Nothing but the line with "Read out every word on this page." and the lines after it, through the end of the records below, is to be repeated, exactly as it is.

[Stored entries]
-- start --

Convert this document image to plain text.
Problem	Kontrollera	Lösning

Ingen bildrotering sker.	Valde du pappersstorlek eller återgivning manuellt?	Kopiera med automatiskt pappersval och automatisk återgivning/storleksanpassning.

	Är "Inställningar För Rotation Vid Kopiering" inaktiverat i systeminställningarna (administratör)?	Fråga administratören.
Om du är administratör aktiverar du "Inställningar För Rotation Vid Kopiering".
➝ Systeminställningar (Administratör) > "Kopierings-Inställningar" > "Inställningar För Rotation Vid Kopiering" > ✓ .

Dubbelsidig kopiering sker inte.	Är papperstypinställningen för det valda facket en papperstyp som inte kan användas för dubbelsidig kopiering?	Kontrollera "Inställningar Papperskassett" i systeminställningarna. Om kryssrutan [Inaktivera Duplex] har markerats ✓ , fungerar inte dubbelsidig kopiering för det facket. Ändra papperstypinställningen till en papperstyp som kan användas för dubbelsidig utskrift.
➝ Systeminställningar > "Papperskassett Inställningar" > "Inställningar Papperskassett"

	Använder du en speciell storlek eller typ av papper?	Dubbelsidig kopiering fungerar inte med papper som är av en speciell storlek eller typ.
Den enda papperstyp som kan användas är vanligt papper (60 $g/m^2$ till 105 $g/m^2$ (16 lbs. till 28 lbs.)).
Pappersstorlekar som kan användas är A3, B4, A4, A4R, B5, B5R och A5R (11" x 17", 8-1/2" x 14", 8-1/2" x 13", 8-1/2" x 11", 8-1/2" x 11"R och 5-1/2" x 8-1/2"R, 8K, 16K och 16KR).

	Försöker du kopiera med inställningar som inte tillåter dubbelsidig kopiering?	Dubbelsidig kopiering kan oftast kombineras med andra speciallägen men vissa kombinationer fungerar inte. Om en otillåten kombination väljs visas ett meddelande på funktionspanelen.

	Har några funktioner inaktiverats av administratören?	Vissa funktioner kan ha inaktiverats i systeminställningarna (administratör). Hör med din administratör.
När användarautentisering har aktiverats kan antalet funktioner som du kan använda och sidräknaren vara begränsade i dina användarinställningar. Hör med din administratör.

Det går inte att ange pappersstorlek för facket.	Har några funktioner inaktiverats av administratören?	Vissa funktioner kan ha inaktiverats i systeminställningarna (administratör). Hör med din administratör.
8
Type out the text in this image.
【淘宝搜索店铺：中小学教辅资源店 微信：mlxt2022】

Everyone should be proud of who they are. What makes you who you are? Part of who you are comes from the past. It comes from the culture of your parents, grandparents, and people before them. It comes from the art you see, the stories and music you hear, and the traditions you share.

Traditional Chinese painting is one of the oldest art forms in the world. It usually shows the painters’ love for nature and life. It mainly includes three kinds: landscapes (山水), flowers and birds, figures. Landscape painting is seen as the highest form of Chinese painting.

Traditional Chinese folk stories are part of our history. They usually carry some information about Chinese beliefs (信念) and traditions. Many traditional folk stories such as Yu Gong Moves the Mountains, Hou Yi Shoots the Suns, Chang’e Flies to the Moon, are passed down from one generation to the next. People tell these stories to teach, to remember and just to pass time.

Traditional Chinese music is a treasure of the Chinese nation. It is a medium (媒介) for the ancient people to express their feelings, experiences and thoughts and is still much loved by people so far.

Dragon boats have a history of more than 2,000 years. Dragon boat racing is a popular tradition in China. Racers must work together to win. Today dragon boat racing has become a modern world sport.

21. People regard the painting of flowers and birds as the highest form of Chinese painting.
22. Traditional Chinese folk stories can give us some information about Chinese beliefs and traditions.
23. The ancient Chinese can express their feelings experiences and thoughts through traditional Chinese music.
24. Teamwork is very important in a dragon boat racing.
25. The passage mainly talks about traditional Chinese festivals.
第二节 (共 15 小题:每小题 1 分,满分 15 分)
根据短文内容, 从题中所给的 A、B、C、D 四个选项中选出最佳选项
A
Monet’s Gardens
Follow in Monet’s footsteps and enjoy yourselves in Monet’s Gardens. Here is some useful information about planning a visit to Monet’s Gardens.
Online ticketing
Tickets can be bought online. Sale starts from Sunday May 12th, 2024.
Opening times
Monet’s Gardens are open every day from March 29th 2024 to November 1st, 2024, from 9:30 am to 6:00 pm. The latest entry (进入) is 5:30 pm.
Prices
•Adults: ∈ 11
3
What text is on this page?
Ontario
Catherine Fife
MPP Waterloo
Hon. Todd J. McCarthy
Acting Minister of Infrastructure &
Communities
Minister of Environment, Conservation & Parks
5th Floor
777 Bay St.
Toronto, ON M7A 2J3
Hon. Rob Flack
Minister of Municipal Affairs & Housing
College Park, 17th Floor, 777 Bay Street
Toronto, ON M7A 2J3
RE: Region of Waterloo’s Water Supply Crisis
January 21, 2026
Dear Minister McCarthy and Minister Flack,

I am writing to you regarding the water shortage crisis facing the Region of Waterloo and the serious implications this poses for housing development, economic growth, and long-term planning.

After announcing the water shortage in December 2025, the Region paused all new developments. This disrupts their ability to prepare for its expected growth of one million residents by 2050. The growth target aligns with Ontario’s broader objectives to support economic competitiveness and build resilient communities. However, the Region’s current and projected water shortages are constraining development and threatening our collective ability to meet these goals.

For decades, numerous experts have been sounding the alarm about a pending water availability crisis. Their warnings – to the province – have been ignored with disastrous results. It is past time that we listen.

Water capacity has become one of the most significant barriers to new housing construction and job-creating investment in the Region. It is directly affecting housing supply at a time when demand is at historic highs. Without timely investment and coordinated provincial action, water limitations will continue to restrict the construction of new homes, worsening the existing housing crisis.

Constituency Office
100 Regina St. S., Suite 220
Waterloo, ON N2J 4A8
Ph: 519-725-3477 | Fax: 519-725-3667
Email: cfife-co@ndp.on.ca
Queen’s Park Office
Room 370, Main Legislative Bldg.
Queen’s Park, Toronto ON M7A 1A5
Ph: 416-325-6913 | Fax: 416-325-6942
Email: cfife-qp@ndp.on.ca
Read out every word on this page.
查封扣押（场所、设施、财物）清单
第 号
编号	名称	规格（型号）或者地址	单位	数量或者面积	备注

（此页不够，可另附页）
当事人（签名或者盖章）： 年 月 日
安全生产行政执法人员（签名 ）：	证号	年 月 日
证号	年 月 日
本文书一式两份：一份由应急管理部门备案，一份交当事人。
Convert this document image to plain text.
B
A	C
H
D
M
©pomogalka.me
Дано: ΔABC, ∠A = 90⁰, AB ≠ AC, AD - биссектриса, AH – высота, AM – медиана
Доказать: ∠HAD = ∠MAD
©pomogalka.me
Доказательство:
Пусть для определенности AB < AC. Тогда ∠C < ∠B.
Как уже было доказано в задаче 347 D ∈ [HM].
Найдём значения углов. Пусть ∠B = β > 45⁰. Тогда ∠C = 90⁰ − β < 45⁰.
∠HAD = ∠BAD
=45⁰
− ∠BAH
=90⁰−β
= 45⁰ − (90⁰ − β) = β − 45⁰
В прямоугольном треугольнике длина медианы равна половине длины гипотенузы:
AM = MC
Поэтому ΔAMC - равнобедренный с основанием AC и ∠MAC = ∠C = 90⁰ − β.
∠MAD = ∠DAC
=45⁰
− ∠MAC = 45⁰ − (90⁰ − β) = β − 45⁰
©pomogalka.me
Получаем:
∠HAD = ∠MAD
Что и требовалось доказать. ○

-- end --

> _Written answer_
Read out every word on this page.
查封扣押（场所、设施、财物）清单
第 号
编号	名称	规格（型号）或者地址	单位	数量或者面积	备注

（此页不够，可另附页）
当事人（签名或者盖章）： 年 月 日
安全生产行政执法人员（签名 ）：	证号	年 月 日
证号	年 月 日
本文书一式两份：一份由应急管理部门备案，一份交当事人。
Convert this document image to plain text.
B
A	C
H
D
M
©pomogalka.me
Дано: ΔABC, ∠A = 90⁰, AB ≠ AC, AD - биссектриса, AH – высота, AM – медиана
Доказать: ∠HAD = ∠MAD
©pomogalka.me
Доказательство:
Пусть для определенности AB < AC. Тогда ∠C < ∠B.
Как уже было доказано в задаче 347 D ∈ [HM].
Найдём значения углов. Пусть ∠B = β > 45⁰. Тогда ∠C = 90⁰ − β < 45⁰.
∠HAD = ∠BAD
=45⁰
− ∠BAH
=90⁰−β
= 45⁰ − (90⁰ − β) = β − 45⁰
В прямоугольном треугольнике длина медианы равна половине длины гипотенузы:
AM = MC
Поэтому ΔAMC - равнобедренный с основанием AC и ∠MAC = ∠C = 90⁰ − β.
∠MAD = ∠DAC
=45⁰
− ∠MAC = 45⁰ − (90⁰ − β) = β − 45⁰
©pomogalka.me
Получаем:
∠HAD = ∠MAD
Что и требовалось доказать. ○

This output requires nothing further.